* Start Data extract *

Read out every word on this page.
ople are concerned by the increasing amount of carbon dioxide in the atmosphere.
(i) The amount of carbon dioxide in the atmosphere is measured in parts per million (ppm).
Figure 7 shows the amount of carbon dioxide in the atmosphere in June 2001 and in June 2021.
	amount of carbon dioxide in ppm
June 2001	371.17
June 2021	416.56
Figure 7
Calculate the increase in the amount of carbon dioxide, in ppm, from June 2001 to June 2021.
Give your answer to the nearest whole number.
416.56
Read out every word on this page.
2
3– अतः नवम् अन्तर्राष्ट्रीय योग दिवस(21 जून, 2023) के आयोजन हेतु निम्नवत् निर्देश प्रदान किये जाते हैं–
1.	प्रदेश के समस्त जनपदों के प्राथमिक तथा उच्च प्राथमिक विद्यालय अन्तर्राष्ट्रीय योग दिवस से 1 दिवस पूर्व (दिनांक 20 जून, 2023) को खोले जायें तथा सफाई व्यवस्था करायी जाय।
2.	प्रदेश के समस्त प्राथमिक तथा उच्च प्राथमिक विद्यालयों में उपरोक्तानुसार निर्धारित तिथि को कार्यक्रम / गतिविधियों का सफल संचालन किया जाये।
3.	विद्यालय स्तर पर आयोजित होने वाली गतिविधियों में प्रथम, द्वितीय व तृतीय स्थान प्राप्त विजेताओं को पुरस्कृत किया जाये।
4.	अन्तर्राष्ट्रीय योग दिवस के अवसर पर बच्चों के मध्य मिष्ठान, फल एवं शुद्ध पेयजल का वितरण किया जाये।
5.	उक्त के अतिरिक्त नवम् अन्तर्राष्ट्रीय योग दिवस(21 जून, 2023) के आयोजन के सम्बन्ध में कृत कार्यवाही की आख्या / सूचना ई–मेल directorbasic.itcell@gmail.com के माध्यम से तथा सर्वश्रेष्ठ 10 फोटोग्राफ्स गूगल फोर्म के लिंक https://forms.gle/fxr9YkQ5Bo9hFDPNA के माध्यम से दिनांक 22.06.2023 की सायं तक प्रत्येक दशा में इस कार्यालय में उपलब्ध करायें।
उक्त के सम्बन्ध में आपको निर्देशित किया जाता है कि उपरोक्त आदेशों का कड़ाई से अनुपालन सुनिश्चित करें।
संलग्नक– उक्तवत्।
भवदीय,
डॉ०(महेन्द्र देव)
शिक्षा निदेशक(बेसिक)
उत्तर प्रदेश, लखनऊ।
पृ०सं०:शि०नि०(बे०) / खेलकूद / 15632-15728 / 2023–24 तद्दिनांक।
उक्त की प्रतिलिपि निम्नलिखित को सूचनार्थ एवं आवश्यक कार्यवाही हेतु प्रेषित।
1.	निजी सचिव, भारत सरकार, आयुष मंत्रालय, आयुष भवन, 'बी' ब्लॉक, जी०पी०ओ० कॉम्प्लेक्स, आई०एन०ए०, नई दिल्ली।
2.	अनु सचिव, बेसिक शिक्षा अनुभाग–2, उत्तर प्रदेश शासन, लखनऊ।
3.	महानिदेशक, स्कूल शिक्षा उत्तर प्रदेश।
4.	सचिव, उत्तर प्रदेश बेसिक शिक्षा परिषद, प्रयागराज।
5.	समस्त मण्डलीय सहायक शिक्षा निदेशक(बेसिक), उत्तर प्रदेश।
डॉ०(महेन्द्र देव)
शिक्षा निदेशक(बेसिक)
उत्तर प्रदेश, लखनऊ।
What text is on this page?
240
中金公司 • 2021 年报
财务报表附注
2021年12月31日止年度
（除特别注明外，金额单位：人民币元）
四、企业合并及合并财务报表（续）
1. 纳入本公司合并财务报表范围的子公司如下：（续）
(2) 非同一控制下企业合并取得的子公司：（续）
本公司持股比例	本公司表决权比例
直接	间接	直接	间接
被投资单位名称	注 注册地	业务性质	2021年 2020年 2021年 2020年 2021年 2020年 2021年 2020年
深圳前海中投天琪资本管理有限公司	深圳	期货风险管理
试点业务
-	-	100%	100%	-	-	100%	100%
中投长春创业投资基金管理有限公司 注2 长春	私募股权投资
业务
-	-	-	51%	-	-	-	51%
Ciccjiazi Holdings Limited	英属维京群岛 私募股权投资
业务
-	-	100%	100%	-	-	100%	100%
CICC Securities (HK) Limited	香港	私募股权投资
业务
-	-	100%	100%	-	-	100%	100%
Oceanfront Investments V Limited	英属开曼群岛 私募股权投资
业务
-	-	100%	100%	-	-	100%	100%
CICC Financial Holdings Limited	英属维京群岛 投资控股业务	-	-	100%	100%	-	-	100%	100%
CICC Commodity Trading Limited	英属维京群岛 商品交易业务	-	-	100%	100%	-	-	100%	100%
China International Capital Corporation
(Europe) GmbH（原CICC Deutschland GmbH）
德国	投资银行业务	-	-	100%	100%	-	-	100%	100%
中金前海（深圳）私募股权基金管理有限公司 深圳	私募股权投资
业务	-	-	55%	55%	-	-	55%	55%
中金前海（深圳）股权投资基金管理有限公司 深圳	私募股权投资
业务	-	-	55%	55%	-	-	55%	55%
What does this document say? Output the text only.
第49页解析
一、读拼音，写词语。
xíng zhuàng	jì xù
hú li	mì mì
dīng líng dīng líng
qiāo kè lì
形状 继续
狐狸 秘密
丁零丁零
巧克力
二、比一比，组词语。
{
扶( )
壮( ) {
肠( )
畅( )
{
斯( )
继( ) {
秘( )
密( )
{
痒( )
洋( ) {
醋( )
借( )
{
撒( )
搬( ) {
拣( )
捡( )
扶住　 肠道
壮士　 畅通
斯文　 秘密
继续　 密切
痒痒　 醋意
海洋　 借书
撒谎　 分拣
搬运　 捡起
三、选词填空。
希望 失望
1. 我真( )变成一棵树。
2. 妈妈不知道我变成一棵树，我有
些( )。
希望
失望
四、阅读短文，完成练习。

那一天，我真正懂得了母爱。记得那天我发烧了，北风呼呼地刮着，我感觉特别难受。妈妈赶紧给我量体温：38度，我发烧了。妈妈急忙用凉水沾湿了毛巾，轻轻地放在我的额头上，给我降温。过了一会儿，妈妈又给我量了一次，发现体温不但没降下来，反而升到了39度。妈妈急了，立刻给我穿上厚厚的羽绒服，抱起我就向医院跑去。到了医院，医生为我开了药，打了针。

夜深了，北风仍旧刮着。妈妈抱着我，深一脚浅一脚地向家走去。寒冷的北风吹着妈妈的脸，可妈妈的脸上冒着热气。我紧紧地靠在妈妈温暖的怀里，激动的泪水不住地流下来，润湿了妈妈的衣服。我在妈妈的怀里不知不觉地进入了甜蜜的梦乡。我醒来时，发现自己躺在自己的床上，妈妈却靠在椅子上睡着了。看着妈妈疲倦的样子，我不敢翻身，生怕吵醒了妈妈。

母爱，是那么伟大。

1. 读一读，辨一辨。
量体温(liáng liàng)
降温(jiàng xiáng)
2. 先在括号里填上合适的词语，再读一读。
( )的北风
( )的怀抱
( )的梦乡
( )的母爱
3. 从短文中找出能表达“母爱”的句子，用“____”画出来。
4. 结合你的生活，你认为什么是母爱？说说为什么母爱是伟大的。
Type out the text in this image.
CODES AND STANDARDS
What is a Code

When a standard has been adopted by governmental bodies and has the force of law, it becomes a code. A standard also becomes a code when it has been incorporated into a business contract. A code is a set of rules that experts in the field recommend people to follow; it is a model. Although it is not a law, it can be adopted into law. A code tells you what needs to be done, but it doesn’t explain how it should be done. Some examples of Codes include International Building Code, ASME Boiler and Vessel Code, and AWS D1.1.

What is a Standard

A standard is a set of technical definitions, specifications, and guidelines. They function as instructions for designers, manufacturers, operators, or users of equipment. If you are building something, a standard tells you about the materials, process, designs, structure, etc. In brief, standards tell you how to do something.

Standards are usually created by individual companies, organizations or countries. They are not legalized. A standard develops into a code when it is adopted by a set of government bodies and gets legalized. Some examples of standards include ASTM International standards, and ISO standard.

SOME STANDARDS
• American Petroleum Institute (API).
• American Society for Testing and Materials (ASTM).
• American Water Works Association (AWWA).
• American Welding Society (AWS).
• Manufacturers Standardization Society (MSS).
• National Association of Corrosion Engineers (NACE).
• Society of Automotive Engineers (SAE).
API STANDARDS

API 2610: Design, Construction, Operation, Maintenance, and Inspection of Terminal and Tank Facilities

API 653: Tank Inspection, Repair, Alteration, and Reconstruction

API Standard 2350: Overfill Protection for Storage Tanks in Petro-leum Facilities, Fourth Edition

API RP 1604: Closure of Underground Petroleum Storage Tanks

* End Data extract *

Gather all the lines that include the word "atmosphere" and copy them out.

> _Answer in full_
ople are concerned by the increasing amount of carbon dioxide in the atmosphere.
(i) The amount of carbon dioxide in the atmosphere is measured in parts per million (ppm).
Figure 7 shows the amount of carbon dioxide in the atmosphere in June 2001 and in June 2021.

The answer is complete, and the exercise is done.